---------- SUPPLIED INFORMATION

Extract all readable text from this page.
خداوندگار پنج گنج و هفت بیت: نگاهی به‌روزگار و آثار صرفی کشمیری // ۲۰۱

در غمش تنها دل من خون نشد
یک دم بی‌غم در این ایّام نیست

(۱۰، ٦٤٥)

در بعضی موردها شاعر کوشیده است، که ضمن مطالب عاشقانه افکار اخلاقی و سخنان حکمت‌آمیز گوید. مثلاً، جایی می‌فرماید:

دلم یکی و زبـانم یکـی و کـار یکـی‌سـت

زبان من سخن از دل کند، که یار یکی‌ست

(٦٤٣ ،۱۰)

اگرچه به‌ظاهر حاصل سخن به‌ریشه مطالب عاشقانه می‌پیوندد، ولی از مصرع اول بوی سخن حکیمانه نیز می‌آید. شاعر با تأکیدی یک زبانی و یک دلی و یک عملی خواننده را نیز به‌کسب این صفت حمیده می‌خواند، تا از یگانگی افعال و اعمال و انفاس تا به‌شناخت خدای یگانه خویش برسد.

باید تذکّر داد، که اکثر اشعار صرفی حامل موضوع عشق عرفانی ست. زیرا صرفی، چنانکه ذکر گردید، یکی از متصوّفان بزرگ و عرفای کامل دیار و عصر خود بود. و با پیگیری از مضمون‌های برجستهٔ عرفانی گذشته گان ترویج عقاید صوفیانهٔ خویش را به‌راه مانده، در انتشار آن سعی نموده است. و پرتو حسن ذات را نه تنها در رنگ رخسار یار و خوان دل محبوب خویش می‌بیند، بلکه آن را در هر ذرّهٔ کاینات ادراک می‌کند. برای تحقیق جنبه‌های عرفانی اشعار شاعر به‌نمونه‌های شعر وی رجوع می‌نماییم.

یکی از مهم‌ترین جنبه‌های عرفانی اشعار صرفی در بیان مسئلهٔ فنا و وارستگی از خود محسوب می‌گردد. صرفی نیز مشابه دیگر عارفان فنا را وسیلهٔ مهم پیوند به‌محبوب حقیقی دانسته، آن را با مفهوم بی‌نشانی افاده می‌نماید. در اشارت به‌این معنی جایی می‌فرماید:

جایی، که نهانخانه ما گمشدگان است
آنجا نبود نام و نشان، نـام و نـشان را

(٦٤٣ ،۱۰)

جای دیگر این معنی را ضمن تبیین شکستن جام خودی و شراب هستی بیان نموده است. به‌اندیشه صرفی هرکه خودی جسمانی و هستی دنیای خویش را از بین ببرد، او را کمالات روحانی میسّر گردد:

--------------------

▶ **EXERCISE BRIEF**:
Would you restate each of the entries word for word?

▶ **OUTPUT**:
Extract all readable text from this page.
خداوندگار پنج گنج و هفت بیت: نگاهی به‌روزگار و آثار صرفی کشمیری // ۲۰۱

در غمش تنها دل من خون نشد
یک دم بی‌غم در این ایّام نیست

(۱۰، ٦٤٥)

در بعضی موردها شاعر کوشیده است، که ضمن مطالب عاشقانه افکار اخلاقی و سخنان حکمت‌آمیز گوید. مثلاً، جایی می‌فرماید:

دلم یکی و زبـانم یکـی و کـار یکـی‌سـت

زبان من سخن از دل کند، که یار یکی‌ست

(٦٤٣ ،۱۰)

اگرچه به‌ظاهر حاصل سخن به‌ریشه مطالب عاشقانه می‌پیوندد، ولی از مصرع اول بوی سخن حکیمانه نیز می‌آید. شاعر با تأکیدی یک زبانی و یک دلی و یک عملی خواننده را نیز به‌کسب این صفت حمیده می‌خواند، تا از یگانگی افعال و اعمال و انفاس تا به‌شناخت خدای یگانه خویش برسد.

باید تذکّر داد، که اکثر اشعار صرفی حامل موضوع عشق عرفانی ست. زیرا صرفی، چنانکه ذکر گردید، یکی از متصوّفان بزرگ و عرفای کامل دیار و عصر خود بود. و با پیگیری از مضمون‌های برجستهٔ عرفانی گذشته گان ترویج عقاید صوفیانهٔ خویش را به‌راه مانده، در انتشار آن سعی نموده است. و پرتو حسن ذات را نه تنها در رنگ رخسار یار و خوان دل محبوب خویش می‌بیند، بلکه آن را در هر ذرّهٔ کاینات ادراک می‌کند. برای تحقیق جنبه‌های عرفانی اشعار شاعر به‌نمونه‌های شعر وی رجوع می‌نماییم.

یکی از مهم‌ترین جنبه‌های عرفانی اشعار صرفی در بیان مسئلهٔ فنا و وارستگی از خود محسوب می‌گردد. صرفی نیز مشابه دیگر عارفان فنا را وسیلهٔ مهم پیوند به‌محبوب حقیقی دانسته، آن را با مفهوم بی‌نشانی افاده می‌نماید. در اشارت به‌این معنی جایی می‌فرماید:

جایی، که نهانخانه ما گمشدگان است
آنجا نبود نام و نشان، نـام و نـشان را

(٦٤٣ ،۱۰)

جای دیگر این معنی را ضمن تبیین شکستن جام خودی و شراب هستی بیان نموده است. به‌اندیشه صرفی هرکه خودی جسمانی و هستی دنیای خویش را از بین ببرد، او را کمالات روحانی میسّر گردد:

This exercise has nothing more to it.